* _What this task involves_
Produce an exact copy of all the data below, dropping every image.
BEGIN Dataset records
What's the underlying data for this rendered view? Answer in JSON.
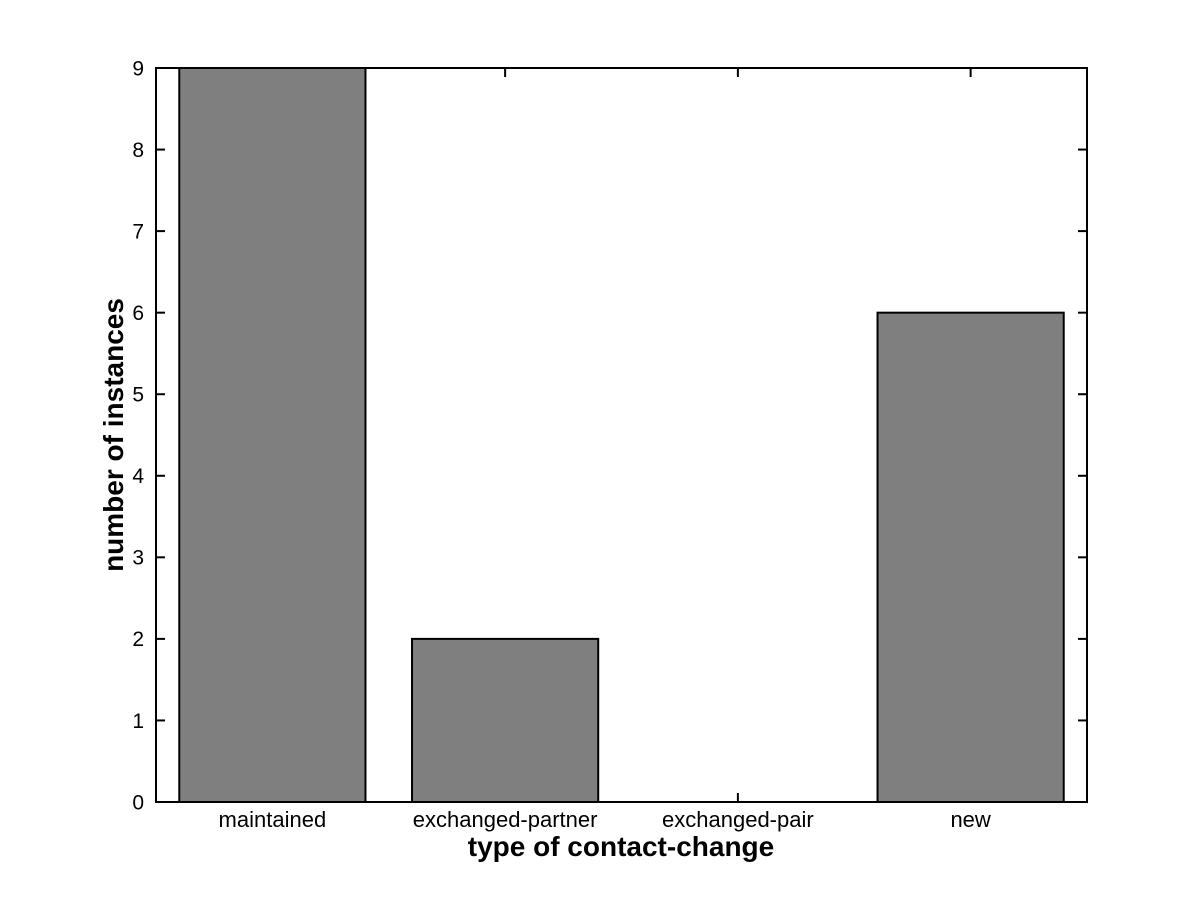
{
  "figure": {
    "background": "#ffffff"
  },
  "chart_data": {
    "type": "bar",
    "title": "",
    "xlabel": "type of contact-change",
    "ylabel": "number of instances",
    "categories": [
      "maintained",
      "exchanged-partner",
      "exchanged-pair",
      "new"
    ],
    "values": [
      9,
      2,
      0,
      6
    ],
    "ylim": [
      0,
      9
    ],
    "yticks": [
      0,
      1,
      2,
      3,
      4,
      5,
      6,
      7,
      8,
      9
    ],
    "bar_width_fraction": 0.8,
    "grid": false,
    "legend_position": "none",
    "colors": {
      "bar_fill": "#7f7f7f",
      "bar_edge": "#000000",
      "axis": "#000000",
      "text": "#000000",
      "plot_background": "#ffffff"
    }
  }
}
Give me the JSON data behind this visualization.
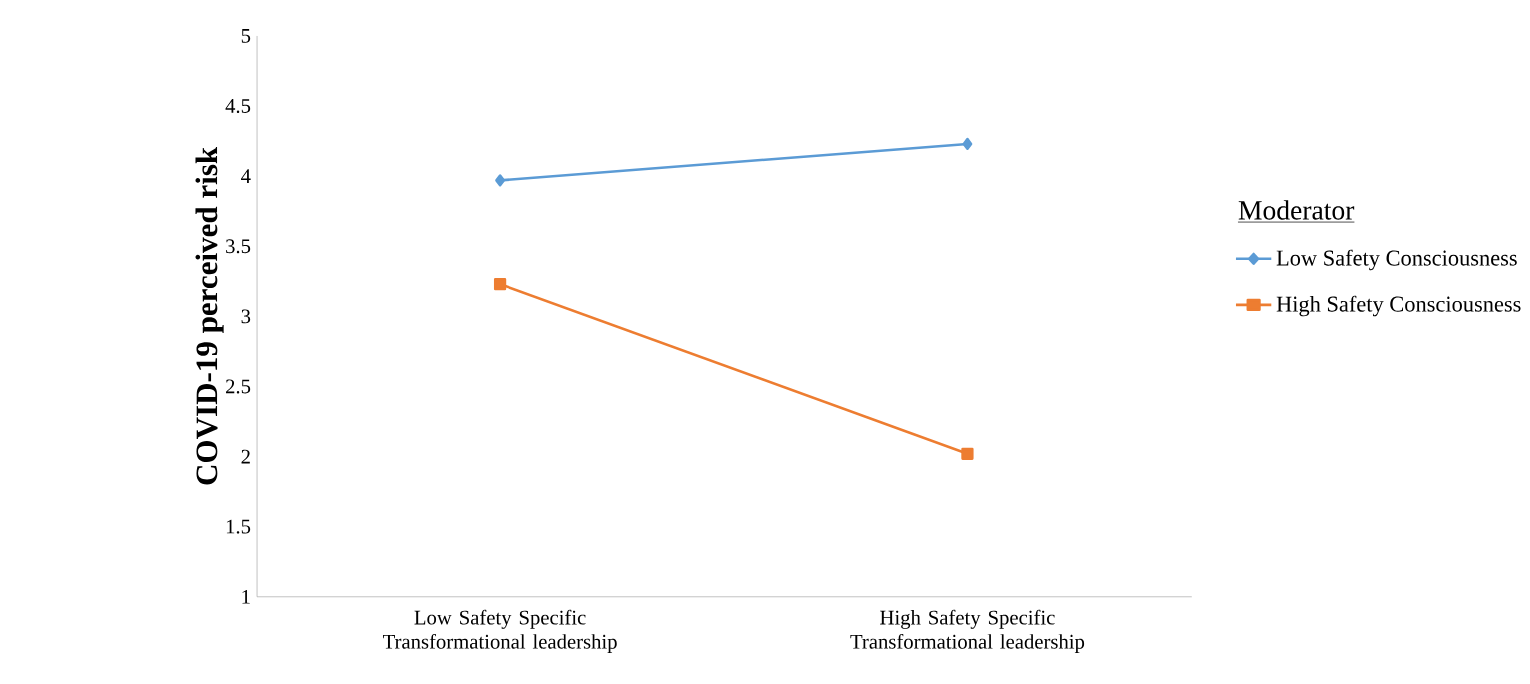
{
  "chart_data": {
    "type": "line",
    "ylabel": "COVID-19 perceived risk",
    "legend_title": "Moderator",
    "categories": [
      "Low Safety Specific Transformational leadership",
      "High Safety Specific Transformational leadership"
    ],
    "series": [
      {
        "name": "Low Safety Consciousness",
        "color": "#5b9bd5",
        "values": [
          3.97,
          4.23
        ],
        "marker": "diamond"
      },
      {
        "name": "High Safety Consciousness",
        "color": "#ed7d31",
        "values": [
          3.23,
          2.02
        ],
        "marker": "square"
      }
    ],
    "ylim": [
      1,
      5
    ],
    "yticks": [
      1,
      1.5,
      2,
      2.5,
      3,
      3.5,
      4,
      4.5,
      5
    ],
    "grid": false,
    "legend": "right"
  }
}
END Dataset records
* _Solution for this exercise_
What's the underlying data for this rendered view? Answer in JSON.
{
  "figure": {
    "background": "#ffffff"
  },
  "chart_data": {
    "type": "bar",
    "title": "",
    "xlabel": "type of contact-change",
    "ylabel": "number of instances",
    "categories": [
      "maintained",
      "exchanged-partner",
      "exchanged-pair",
      "new"
    ],
    "values": [
      9,
      2,
      0,
      6
    ],
    "ylim": [
      0,
      9
    ],
    "yticks": [
      0,
      1,
      2,
      3,
      4,
      5,
      6,
      7,
      8,
      9
    ],
    "bar_width_fraction": 0.8,
    "grid": false,
    "legend_position": "none",
    "colors": {
      "bar_fill": "#7f7f7f",
      "bar_edge": "#000000",
      "axis": "#000000",
      "text": "#000000",
      "plot_background": "#ffffff"
    }
  }
}
Give me the JSON data behind this visualization.
{
  "chart_data": {
    "type": "line",
    "ylabel": "COVID-19 perceived risk",
    "legend_title": "Moderator",
    "categories": [
      "Low Safety Specific Transformational leadership",
      "High Safety Specific Transformational leadership"
    ],
    "series": [
      {
        "name": "Low Safety Consciousness",
        "color": "#5b9bd5",
        "values": [
          3.97,
          4.23
        ],
        "marker": "diamond"
      },
      {
        "name": "High Safety Consciousness",
        "color": "#ed7d31",
        "values": [
          3.23,
          2.02
        ],
        "marker": "square"
      }
    ],
    "ylim": [
      1,
      5
    ],
    "yticks": [
      1,
      1.5,
      2,
      2.5,
      3,
      3.5,
      4,
      4.5,
      5
    ],
    "grid": false,
    "legend": "right"
  }
}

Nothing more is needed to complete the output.